Your task: Write out the entries again exactly as they are given.

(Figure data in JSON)
******
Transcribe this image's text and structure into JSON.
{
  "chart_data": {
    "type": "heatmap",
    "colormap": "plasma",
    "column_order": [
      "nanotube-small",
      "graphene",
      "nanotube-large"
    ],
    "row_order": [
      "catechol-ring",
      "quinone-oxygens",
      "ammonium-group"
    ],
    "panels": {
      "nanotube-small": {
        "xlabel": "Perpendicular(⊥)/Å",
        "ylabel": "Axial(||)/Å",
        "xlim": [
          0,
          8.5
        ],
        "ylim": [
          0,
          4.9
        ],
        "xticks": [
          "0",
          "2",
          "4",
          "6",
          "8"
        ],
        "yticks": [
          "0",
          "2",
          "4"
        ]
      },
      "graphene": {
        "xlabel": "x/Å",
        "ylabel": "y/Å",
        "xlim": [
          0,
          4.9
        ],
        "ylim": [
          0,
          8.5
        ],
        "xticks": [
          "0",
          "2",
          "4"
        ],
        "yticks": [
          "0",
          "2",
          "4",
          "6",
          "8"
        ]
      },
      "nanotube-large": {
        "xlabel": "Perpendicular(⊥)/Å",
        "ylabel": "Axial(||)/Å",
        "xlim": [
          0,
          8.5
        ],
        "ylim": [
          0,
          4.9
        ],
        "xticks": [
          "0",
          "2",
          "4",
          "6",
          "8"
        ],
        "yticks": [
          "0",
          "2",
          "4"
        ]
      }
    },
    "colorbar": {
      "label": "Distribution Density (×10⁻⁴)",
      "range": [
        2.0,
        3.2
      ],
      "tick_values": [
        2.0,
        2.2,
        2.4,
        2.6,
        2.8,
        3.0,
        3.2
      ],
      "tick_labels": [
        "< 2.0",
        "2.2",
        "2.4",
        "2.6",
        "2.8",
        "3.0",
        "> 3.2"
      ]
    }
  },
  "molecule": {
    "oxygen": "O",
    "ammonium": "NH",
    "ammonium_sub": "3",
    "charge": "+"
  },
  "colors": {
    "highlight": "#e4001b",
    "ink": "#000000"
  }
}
******
Task solution:
Transcribe this image's text and structure into JSON.
{
  "chart_data": {
    "type": "heatmap",
    "colormap": "plasma",
    "column_order": [
      "nanotube-small",
      "graphene",
      "nanotube-large"
    ],
    "row_order": [
      "catechol-ring",
      "quinone-oxygens",
      "ammonium-group"
    ],
    "panels": {
      "nanotube-small": {
        "xlabel": "Perpendicular(⊥)/Å",
        "ylabel": "Axial(||)/Å",
        "xlim": [
          0,
          8.5
        ],
        "ylim": [
          0,
          4.9
        ],
        "xticks": [
          "0",
          "2",
          "4",
          "6",
          "8"
        ],
        "yticks": [
          "0",
          "2",
          "4"
        ]
      },
      "graphene": {
        "xlabel": "x/Å",
        "ylabel": "y/Å",
        "xlim": [
          0,
          4.9
        ],
        "ylim": [
          0,
          8.5
        ],
        "xticks": [
          "0",
          "2",
          "4"
        ],
        "yticks": [
          "0",
          "2",
          "4",
          "6",
          "8"
        ]
      },
      "nanotube-large": {
        "xlabel": "Perpendicular(⊥)/Å",
        "ylabel": "Axial(||)/Å",
        "xlim": [
          0,
          8.5
        ],
        "ylim": [
          0,
          4.9
        ],
        "xticks": [
          "0",
          "2",
          "4",
          "6",
          "8"
        ],
        "yticks": [
          "0",
          "2",
          "4"
        ]
      }
    },
    "colorbar": {
      "label": "Distribution Density (×10⁻⁴)",
      "range": [
        2.0,
        3.2
      ],
      "tick_values": [
        2.0,
        2.2,
        2.4,
        2.6,
        2.8,
        3.0,
        3.2
      ],
      "tick_labels": [
        "< 2.0",
        "2.2",
        "2.4",
        "2.6",
        "2.8",
        "3.0",
        "> 3.2"
      ]
    }
  },
  "molecule": {
    "oxygen": "O",
    "ammonium": "NH",
    "ammonium_sub": "3",
    "charge": "+"
  },
  "colors": {
    "highlight": "#e4001b",
    "ink": "#000000"
  }
}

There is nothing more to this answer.